╭──

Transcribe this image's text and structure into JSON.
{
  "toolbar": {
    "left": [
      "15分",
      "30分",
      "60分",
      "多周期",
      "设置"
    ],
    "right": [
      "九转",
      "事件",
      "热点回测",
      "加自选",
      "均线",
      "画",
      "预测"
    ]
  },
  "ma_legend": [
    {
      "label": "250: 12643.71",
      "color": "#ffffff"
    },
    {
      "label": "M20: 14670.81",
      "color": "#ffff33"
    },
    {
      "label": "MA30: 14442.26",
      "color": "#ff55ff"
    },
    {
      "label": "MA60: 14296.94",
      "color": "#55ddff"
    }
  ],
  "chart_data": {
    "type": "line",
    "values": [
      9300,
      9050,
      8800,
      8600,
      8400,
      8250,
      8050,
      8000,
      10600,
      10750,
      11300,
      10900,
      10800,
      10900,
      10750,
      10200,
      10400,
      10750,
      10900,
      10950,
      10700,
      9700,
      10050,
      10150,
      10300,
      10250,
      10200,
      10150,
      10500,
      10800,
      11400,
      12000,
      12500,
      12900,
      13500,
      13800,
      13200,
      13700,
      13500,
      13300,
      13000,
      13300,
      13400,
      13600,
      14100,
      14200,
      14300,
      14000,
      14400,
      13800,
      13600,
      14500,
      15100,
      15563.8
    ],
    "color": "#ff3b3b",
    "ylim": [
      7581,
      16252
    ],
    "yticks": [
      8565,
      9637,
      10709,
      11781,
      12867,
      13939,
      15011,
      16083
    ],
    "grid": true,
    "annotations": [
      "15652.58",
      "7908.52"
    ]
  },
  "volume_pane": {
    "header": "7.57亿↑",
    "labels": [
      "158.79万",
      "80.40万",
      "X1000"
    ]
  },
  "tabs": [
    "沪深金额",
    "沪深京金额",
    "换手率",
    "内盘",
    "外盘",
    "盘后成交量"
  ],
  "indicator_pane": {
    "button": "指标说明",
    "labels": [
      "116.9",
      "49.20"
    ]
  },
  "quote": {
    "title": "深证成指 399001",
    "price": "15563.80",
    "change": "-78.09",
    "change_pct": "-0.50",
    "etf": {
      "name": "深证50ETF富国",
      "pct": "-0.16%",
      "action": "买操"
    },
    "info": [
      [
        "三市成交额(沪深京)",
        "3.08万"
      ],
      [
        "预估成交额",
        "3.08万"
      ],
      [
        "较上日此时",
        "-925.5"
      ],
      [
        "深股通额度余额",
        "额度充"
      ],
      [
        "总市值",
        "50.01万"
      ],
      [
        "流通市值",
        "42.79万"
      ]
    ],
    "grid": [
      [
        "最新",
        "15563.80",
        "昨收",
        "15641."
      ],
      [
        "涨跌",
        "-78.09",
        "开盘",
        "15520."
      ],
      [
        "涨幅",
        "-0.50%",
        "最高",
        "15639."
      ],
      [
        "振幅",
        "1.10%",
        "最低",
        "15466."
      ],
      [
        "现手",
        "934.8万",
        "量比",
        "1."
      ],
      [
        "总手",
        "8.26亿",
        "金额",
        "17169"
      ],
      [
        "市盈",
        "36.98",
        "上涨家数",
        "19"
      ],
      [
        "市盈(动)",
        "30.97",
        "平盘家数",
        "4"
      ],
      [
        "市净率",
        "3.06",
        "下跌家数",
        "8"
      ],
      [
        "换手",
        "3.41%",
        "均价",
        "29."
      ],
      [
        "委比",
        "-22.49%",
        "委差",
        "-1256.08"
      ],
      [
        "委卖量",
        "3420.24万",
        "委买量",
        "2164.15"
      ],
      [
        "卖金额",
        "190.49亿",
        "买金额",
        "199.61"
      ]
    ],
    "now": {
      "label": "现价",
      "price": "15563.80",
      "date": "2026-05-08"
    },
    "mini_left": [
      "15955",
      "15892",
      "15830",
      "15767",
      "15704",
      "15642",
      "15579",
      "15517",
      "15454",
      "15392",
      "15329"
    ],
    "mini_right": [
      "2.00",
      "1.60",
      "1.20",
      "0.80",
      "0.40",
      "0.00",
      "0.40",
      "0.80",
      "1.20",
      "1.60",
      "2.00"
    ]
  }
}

╰──

Pick out the lines containing the word "color" and show them.

      "color": "#ffffff"
      "color": "#ffff33"
      "color": "#ff55ff"
      "color": "#55ddff"
    "color": "#ff3b3b",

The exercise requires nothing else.